● **STATED PROBLEM**
Wherever the string "What" appears in a line, extract that line.

● **DATA LINES**
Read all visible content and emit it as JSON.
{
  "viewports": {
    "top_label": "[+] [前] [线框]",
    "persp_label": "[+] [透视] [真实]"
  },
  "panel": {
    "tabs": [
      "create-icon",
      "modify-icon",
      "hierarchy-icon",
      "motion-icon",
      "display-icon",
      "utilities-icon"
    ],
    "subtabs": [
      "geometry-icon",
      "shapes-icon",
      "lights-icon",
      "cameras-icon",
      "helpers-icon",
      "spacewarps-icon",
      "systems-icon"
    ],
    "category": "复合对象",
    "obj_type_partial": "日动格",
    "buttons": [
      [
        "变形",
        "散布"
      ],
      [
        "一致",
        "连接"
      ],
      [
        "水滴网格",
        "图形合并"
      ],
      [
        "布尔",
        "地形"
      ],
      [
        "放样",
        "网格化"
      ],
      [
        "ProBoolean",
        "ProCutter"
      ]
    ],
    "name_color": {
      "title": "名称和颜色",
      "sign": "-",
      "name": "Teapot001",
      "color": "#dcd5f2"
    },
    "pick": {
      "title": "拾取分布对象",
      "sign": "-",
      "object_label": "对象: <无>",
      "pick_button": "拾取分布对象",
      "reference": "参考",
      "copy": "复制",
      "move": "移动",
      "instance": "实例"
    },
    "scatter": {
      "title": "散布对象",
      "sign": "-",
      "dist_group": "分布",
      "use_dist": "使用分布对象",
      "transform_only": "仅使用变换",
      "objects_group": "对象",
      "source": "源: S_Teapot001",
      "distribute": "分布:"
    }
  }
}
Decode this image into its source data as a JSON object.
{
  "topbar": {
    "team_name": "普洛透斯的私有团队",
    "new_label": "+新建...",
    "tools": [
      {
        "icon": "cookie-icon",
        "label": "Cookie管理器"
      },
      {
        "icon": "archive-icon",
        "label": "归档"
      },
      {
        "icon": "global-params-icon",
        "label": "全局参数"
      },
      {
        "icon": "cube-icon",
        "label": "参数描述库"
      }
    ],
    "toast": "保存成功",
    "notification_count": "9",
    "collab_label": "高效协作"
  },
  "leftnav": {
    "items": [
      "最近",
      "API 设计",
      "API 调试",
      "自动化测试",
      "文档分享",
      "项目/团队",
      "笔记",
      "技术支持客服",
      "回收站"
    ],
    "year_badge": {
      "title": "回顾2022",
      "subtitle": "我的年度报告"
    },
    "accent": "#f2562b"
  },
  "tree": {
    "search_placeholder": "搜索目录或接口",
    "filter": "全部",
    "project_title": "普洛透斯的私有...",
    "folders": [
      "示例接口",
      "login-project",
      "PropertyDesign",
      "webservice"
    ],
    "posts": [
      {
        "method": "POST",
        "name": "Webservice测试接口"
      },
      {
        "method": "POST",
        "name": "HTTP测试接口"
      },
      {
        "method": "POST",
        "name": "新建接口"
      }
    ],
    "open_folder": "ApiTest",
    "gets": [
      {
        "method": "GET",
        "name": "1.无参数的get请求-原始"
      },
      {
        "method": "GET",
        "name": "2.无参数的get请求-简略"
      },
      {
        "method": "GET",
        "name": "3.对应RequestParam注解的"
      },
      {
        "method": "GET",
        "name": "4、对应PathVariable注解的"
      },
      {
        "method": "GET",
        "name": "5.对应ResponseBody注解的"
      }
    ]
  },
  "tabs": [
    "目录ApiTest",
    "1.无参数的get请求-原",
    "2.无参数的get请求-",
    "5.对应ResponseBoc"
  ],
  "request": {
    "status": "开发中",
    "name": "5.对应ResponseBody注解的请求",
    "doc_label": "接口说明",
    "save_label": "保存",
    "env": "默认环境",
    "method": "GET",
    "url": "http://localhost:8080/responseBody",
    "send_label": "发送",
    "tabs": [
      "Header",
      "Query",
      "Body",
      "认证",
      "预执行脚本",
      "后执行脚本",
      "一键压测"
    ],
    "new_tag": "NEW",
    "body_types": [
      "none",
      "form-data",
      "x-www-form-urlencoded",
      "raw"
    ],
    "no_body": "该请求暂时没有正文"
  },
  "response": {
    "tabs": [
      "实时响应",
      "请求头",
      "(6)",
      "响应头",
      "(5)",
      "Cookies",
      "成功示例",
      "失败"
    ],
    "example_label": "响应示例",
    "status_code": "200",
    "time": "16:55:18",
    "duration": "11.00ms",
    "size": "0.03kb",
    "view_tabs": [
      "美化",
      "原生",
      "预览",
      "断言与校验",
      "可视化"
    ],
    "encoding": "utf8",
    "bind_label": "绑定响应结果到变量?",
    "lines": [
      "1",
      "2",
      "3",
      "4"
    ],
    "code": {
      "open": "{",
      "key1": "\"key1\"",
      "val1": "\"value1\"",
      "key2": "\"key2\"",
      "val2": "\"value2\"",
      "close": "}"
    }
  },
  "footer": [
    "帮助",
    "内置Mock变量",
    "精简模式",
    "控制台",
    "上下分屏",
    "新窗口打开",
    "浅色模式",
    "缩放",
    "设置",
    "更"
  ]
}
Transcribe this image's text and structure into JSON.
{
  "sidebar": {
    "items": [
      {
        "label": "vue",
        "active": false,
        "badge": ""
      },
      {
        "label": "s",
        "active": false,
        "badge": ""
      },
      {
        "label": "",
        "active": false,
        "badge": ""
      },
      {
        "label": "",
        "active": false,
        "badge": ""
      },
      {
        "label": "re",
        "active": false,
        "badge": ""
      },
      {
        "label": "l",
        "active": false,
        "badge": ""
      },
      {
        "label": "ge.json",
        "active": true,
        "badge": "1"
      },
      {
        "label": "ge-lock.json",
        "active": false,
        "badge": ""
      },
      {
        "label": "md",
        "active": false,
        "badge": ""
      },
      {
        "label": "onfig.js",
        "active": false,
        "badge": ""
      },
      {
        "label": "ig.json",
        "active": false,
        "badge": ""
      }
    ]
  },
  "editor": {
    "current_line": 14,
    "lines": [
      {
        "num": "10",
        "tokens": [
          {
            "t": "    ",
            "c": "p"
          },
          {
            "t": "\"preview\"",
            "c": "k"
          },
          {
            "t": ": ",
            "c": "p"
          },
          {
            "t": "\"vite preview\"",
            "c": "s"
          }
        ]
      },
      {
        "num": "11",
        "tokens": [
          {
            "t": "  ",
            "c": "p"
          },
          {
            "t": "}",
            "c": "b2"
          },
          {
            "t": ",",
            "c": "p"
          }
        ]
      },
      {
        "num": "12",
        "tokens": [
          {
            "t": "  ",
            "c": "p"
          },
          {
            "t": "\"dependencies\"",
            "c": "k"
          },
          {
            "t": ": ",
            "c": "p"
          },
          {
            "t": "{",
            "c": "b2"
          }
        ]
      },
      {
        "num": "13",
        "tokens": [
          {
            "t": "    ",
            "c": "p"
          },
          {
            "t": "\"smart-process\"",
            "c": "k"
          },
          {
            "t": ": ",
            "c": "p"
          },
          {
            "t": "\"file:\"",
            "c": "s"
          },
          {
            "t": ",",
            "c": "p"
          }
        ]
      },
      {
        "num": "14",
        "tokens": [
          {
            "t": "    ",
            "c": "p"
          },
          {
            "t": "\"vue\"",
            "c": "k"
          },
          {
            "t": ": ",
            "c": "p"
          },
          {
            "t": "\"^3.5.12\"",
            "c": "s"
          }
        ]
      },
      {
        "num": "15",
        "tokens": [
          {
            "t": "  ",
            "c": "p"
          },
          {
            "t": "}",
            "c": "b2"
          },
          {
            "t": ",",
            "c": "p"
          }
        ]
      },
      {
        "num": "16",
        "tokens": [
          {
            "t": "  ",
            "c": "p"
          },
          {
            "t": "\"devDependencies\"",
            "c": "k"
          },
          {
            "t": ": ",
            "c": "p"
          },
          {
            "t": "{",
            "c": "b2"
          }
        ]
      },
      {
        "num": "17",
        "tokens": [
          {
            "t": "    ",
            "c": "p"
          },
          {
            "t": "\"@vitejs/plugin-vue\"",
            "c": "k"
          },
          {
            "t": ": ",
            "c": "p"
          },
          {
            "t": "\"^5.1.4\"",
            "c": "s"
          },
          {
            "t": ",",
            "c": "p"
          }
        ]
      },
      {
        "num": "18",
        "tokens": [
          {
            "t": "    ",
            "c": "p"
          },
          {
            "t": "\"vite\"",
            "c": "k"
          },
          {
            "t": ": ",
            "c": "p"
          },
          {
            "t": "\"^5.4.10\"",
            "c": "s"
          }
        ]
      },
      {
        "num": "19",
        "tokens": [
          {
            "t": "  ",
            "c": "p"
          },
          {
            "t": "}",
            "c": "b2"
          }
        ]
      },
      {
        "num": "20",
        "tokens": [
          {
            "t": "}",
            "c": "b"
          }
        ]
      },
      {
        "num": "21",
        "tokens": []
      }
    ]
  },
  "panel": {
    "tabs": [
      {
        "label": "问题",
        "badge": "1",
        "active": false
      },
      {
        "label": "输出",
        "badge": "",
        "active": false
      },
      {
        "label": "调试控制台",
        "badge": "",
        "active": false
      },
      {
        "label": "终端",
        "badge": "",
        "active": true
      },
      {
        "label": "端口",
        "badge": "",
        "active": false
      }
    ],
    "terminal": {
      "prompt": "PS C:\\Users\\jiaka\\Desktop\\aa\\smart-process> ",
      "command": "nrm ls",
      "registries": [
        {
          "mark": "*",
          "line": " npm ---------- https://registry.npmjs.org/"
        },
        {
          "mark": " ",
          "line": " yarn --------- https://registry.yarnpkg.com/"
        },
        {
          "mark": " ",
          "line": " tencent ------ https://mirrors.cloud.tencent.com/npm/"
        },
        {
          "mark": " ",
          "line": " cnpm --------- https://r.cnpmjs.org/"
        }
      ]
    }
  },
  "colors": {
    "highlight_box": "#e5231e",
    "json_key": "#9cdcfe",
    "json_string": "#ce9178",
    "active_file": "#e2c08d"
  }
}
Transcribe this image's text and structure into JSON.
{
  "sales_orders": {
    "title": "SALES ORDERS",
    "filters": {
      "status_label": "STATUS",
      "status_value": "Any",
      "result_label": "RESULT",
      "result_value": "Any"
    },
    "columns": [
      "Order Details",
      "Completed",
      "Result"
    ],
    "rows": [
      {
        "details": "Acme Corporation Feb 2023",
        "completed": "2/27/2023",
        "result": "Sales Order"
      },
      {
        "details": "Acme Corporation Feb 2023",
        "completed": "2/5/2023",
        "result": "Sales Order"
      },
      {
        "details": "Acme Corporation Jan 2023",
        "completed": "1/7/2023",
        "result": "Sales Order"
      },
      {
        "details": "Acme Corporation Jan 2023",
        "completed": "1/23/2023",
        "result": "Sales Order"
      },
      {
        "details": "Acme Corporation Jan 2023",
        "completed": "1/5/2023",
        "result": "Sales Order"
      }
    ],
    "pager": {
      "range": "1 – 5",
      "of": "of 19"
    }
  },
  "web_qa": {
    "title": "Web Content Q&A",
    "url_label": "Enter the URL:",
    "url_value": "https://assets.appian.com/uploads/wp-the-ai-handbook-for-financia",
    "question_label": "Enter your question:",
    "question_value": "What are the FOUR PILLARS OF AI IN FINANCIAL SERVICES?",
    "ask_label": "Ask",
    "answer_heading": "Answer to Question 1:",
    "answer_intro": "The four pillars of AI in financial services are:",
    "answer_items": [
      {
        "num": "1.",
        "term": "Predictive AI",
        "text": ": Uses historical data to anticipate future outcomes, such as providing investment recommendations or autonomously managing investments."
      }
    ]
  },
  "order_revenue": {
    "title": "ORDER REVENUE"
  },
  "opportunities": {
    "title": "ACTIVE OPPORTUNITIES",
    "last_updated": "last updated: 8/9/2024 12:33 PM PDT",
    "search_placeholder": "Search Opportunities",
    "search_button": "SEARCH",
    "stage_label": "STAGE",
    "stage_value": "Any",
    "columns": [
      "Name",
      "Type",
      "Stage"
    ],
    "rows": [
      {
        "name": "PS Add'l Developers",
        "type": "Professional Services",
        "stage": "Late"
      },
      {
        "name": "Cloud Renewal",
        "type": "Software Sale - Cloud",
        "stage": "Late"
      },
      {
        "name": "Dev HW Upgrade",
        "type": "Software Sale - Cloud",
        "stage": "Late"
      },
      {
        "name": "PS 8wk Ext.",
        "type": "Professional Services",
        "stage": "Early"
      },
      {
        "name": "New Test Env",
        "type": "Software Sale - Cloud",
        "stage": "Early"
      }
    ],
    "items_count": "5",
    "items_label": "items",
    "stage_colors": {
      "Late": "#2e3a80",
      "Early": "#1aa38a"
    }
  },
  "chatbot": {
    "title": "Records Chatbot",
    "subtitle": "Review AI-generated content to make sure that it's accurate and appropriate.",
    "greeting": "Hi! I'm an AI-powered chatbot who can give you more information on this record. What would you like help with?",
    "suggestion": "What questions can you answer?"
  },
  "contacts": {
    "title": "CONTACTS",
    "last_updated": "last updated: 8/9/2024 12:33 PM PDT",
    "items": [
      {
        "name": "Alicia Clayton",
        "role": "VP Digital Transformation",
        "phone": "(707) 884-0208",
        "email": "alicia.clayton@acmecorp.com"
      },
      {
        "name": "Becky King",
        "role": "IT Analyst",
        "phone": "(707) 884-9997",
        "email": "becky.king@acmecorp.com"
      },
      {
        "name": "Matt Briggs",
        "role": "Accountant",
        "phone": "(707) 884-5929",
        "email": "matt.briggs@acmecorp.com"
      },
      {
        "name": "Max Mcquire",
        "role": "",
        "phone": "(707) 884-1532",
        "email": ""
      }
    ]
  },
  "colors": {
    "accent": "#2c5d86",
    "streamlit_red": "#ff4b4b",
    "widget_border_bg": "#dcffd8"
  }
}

● **SOLUTION BELOW**
    "question_value": "What are the FOUR PILLARS OF AI IN FINANCIAL SERVICES?",
    "greeting": "Hi! I'm an AI-powered chatbot who can give you more information on this record. What would you like help with?",
    "suggestion": "What questions can you answer?"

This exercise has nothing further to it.